TO DO: Your task is to transcribe all of the data below exactly, omitting the images.

DATA SUPPLIED:
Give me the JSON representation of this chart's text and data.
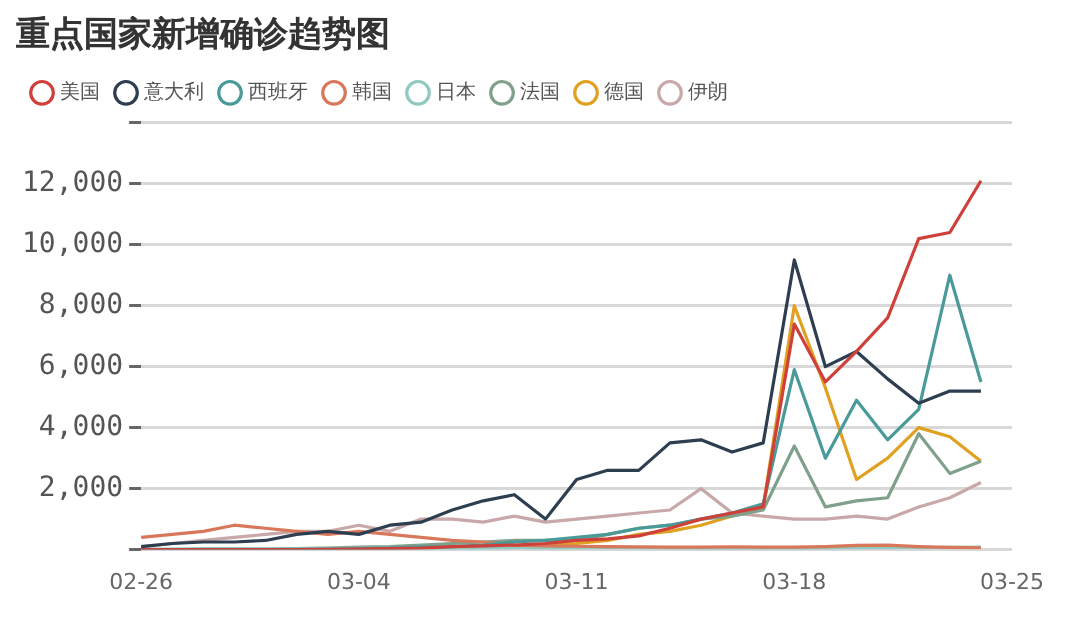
{
  "chart_data": {
    "type": "line",
    "title": "重点国家新增确诊趋势图",
    "categories": [
      "02-26",
      null,
      null,
      null,
      null,
      null,
      null,
      "03-04",
      null,
      null,
      null,
      null,
      null,
      null,
      "03-11",
      null,
      null,
      null,
      null,
      null,
      null,
      "03-18",
      null,
      null,
      null,
      null,
      null,
      null,
      "03-25"
    ],
    "series": [
      {
        "name": "美国",
        "color": "#d0403a",
        "values": [
          0,
          0,
          0,
          0,
          0,
          0,
          10,
          20,
          30,
          50,
          100,
          120,
          150,
          200,
          300,
          350,
          450,
          700,
          1000,
          1200,
          1400,
          7400,
          5500,
          6500,
          7600,
          10200,
          10400,
          12100,
          null
        ]
      },
      {
        "name": "意大利",
        "color": "#2d3e50",
        "values": [
          100,
          200,
          250,
          250,
          300,
          500,
          600,
          500,
          800,
          900,
          1300,
          1600,
          1800,
          1000,
          2300,
          2600,
          2600,
          3500,
          3600,
          3200,
          3500,
          9500,
          6000,
          6500,
          5600,
          4800,
          5200,
          5200,
          null
        ]
      },
      {
        "name": "西班牙",
        "color": "#4a9a9a",
        "values": [
          0,
          0,
          0,
          0,
          0,
          10,
          20,
          30,
          50,
          80,
          100,
          150,
          250,
          300,
          400,
          500,
          700,
          800,
          1000,
          1200,
          1500,
          5900,
          3000,
          4900,
          3600,
          4600,
          9000,
          5500,
          null
        ]
      },
      {
        "name": "韩国",
        "color": "#d9775a",
        "values": [
          400,
          500,
          600,
          800,
          700,
          600,
          500,
          600,
          500,
          400,
          300,
          250,
          150,
          120,
          110,
          100,
          90,
          80,
          80,
          90,
          80,
          80,
          100,
          140,
          150,
          100,
          70,
          60,
          null
        ]
      },
      {
        "name": "日本",
        "color": "#8fc9c0",
        "values": [
          20,
          20,
          30,
          30,
          20,
          30,
          40,
          40,
          50,
          30,
          30,
          50,
          60,
          50,
          50,
          60,
          60,
          50,
          40,
          40,
          40,
          40,
          50,
          60,
          60,
          60,
          70,
          80,
          null
        ]
      },
      {
        "name": "法国",
        "color": "#7fa08a",
        "values": [
          0,
          0,
          0,
          10,
          20,
          30,
          50,
          80,
          100,
          150,
          200,
          250,
          300,
          300,
          300,
          500,
          700,
          800,
          1000,
          1100,
          1300,
          3400,
          1400,
          1600,
          1700,
          3800,
          2500,
          2900,
          null
        ]
      },
      {
        "name": "德国",
        "color": "#e0a020",
        "values": [
          null,
          null,
          null,
          null,
          null,
          null,
          null,
          null,
          null,
          null,
          null,
          null,
          100,
          150,
          200,
          300,
          500,
          600,
          800,
          1100,
          1400,
          8000,
          5300,
          2300,
          3000,
          4000,
          3700,
          2900,
          null
        ]
      },
      {
        "name": "伊朗",
        "color": "#c8a8a8",
        "values": [
          100,
          200,
          300,
          400,
          500,
          600,
          600,
          800,
          600,
          1000,
          1000,
          900,
          1100,
          900,
          1000,
          1100,
          1200,
          1300,
          2000,
          1200,
          1100,
          1000,
          1000,
          1100,
          1000,
          1400,
          1700,
          2200,
          null
        ]
      }
    ],
    "ylim": [
      0,
      14000
    ],
    "yticks": [
      {
        "value": 0,
        "label": null
      },
      {
        "value": 2000,
        "label": "2,000"
      },
      {
        "value": 4000,
        "label": "4,000"
      },
      {
        "value": 6000,
        "label": "6,000"
      },
      {
        "value": 8000,
        "label": "8,000"
      },
      {
        "value": 10000,
        "label": "10,000"
      },
      {
        "value": 12000,
        "label": "12,000"
      },
      {
        "value": 14000,
        "label": null
      }
    ],
    "grid": "y",
    "legend": "top left",
    "marker": "none",
    "line_style": "solid"
  }
}
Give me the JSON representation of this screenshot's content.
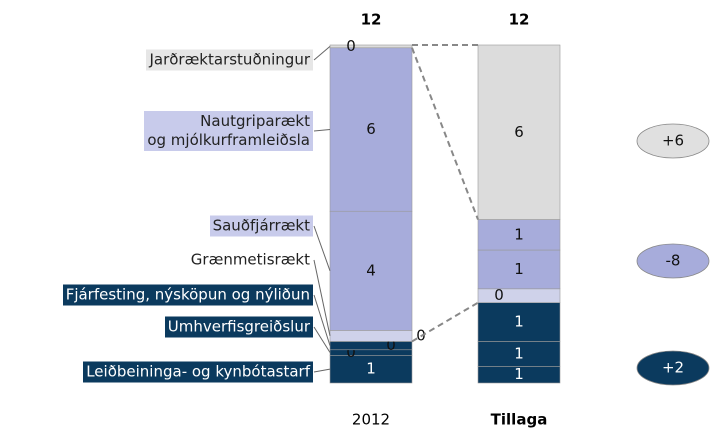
{
  "chart_data": {
    "type": "stacked_bar",
    "categories": [
      "2012",
      "Tillaga"
    ],
    "totals": [
      12,
      12
    ],
    "series": [
      {
        "name": "Leiðbeininga- og kynbótastarf",
        "color": "#0b3a5e",
        "values": [
          1.0,
          0.6
        ],
        "value_labels": [
          "1",
          "1"
        ]
      },
      {
        "name": "Umhverfisgreiðslur",
        "color": "#0b3a5e",
        "values": [
          0.2,
          0.9
        ],
        "value_labels": [
          "0",
          "1"
        ]
      },
      {
        "name": "Fjárfesting, nýsköpun og nýliðun",
        "color": "#0b3a5e",
        "values": [
          0.3,
          1.4
        ],
        "value_labels": [
          "0",
          "1"
        ]
      },
      {
        "name": "Grænmetisrækt",
        "color": "#cfd2ea",
        "values": [
          0.4,
          0.5
        ],
        "value_labels": [
          "0",
          "0"
        ]
      },
      {
        "name": "Sauðfjárrækt",
        "color": "#a7acdb",
        "values": [
          4.3,
          1.4
        ],
        "value_labels": [
          "4",
          "1"
        ]
      },
      {
        "name": "Nautgriparækt\nog mjólkurframleiðsla",
        "color": "#a7acdb",
        "values": [
          5.9,
          1.1
        ],
        "value_labels": [
          "6",
          "1"
        ]
      },
      {
        "name": "Jarðræktarstuðningur",
        "color": "#dcdcdc",
        "values": [
          0.1,
          6.3
        ],
        "value_labels": [
          "0",
          "6"
        ]
      }
    ],
    "changes": [
      {
        "label": "+6",
        "color": "#e0e0e0"
      },
      {
        "label": "-8",
        "color": "#a7acdb"
      },
      {
        "label": "+2",
        "color": "#0b3a5e"
      }
    ]
  }
}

SOLUTION:
Give me the JSON representation of this chart's text and data.
{
  "chart_data": {
    "type": "line",
    "title": "重点国家新增确诊趋势图",
    "categories": [
      "02-26",
      null,
      null,
      null,
      null,
      null,
      null,
      "03-04",
      null,
      null,
      null,
      null,
      null,
      null,
      "03-11",
      null,
      null,
      null,
      null,
      null,
      null,
      "03-18",
      null,
      null,
      null,
      null,
      null,
      null,
      "03-25"
    ],
    "series": [
      {
        "name": "美国",
        "color": "#d0403a",
        "values": [
          0,
          0,
          0,
          0,
          0,
          0,
          10,
          20,
          30,
          50,
          100,
          120,
          150,
          200,
          300,
          350,
          450,
          700,
          1000,
          1200,
          1400,
          7400,
          5500,
          6500,
          7600,
          10200,
          10400,
          12100,
          null
        ]
      },
      {
        "name": "意大利",
        "color": "#2d3e50",
        "values": [
          100,
          200,
          250,
          250,
          300,
          500,
          600,
          500,
          800,
          900,
          1300,
          1600,
          1800,
          1000,
          2300,
          2600,
          2600,
          3500,
          3600,
          3200,
          3500,
          9500,
          6000,
          6500,
          5600,
          4800,
          5200,
          5200,
          null
        ]
      },
      {
        "name": "西班牙",
        "color": "#4a9a9a",
        "values": [
          0,
          0,
          0,
          0,
          0,
          10,
          20,
          30,
          50,
          80,
          100,
          150,
          250,
          300,
          400,
          500,
          700,
          800,
          1000,
          1200,
          1500,
          5900,
          3000,
          4900,
          3600,
          4600,
          9000,
          5500,
          null
        ]
      },
      {
        "name": "韩国",
        "color": "#d9775a",
        "values": [
          400,
          500,
          600,
          800,
          700,
          600,
          500,
          600,
          500,
          400,
          300,
          250,
          150,
          120,
          110,
          100,
          90,
          80,
          80,
          90,
          80,
          80,
          100,
          140,
          150,
          100,
          70,
          60,
          null
        ]
      },
      {
        "name": "日本",
        "color": "#8fc9c0",
        "values": [
          20,
          20,
          30,
          30,
          20,
          30,
          40,
          40,
          50,
          30,
          30,
          50,
          60,
          50,
          50,
          60,
          60,
          50,
          40,
          40,
          40,
          40,
          50,
          60,
          60,
          60,
          70,
          80,
          null
        ]
      },
      {
        "name": "法国",
        "color": "#7fa08a",
        "values": [
          0,
          0,
          0,
          10,
          20,
          30,
          50,
          80,
          100,
          150,
          200,
          250,
          300,
          300,
          300,
          500,
          700,
          800,
          1000,
          1100,
          1300,
          3400,
          1400,
          1600,
          1700,
          3800,
          2500,
          2900,
          null
        ]
      },
      {
        "name": "德国",
        "color": "#e0a020",
        "values": [
          null,
          null,
          null,
          null,
          null,
          null,
          null,
          null,
          null,
          null,
          null,
          null,
          100,
          150,
          200,
          300,
          500,
          600,
          800,
          1100,
          1400,
          8000,
          5300,
          2300,
          3000,
          4000,
          3700,
          2900,
          null
        ]
      },
      {
        "name": "伊朗",
        "color": "#c8a8a8",
        "values": [
          100,
          200,
          300,
          400,
          500,
          600,
          600,
          800,
          600,
          1000,
          1000,
          900,
          1100,
          900,
          1000,
          1100,
          1200,
          1300,
          2000,
          1200,
          1100,
          1000,
          1000,
          1100,
          1000,
          1400,
          1700,
          2200,
          null
        ]
      }
    ],
    "ylim": [
      0,
      14000
    ],
    "yticks": [
      {
        "value": 0,
        "label": null
      },
      {
        "value": 2000,
        "label": "2,000"
      },
      {
        "value": 4000,
        "label": "4,000"
      },
      {
        "value": 6000,
        "label": "6,000"
      },
      {
        "value": 8000,
        "label": "8,000"
      },
      {
        "value": 10000,
        "label": "10,000"
      },
      {
        "value": 12000,
        "label": "12,000"
      },
      {
        "value": 14000,
        "label": null
      }
    ],
    "grid": "y",
    "legend": "top left",
    "marker": "none",
    "line_style": "solid"
  }
}
Give me the JSON representation of this screenshot's content.
{
  "chart_data": {
    "type": "stacked_bar",
    "categories": [
      "2012",
      "Tillaga"
    ],
    "totals": [
      12,
      12
    ],
    "series": [
      {
        "name": "Leiðbeininga- og kynbótastarf",
        "color": "#0b3a5e",
        "values": [
          1.0,
          0.6
        ],
        "value_labels": [
          "1",
          "1"
        ]
      },
      {
        "name": "Umhverfisgreiðslur",
        "color": "#0b3a5e",
        "values": [
          0.2,
          0.9
        ],
        "value_labels": [
          "0",
          "1"
        ]
      },
      {
        "name": "Fjárfesting, nýsköpun og nýliðun",
        "color": "#0b3a5e",
        "values": [
          0.3,
          1.4
        ],
        "value_labels": [
          "0",
          "1"
        ]
      },
      {
        "name": "Grænmetisrækt",
        "color": "#cfd2ea",
        "values": [
          0.4,
          0.5
        ],
        "value_labels": [
          "0",
          "0"
        ]
      },
      {
        "name": "Sauðfjárrækt",
        "color": "#a7acdb",
        "values": [
          4.3,
          1.4
        ],
        "value_labels": [
          "4",
          "1"
        ]
      },
      {
        "name": "Nautgriparækt\nog mjólkurframleiðsla",
        "color": "#a7acdb",
        "values": [
          5.9,
          1.1
        ],
        "value_labels": [
          "6",
          "1"
        ]
      },
      {
        "name": "Jarðræktarstuðningur",
        "color": "#dcdcdc",
        "values": [
          0.1,
          6.3
        ],
        "value_labels": [
          "0",
          "6"
        ]
      }
    ],
    "changes": [
      {
        "label": "+6",
        "color": "#e0e0e0"
      },
      {
        "label": "-8",
        "color": "#a7acdb"
      },
      {
        "label": "+2",
        "color": "#0b3a5e"
      }
    ]
  }
}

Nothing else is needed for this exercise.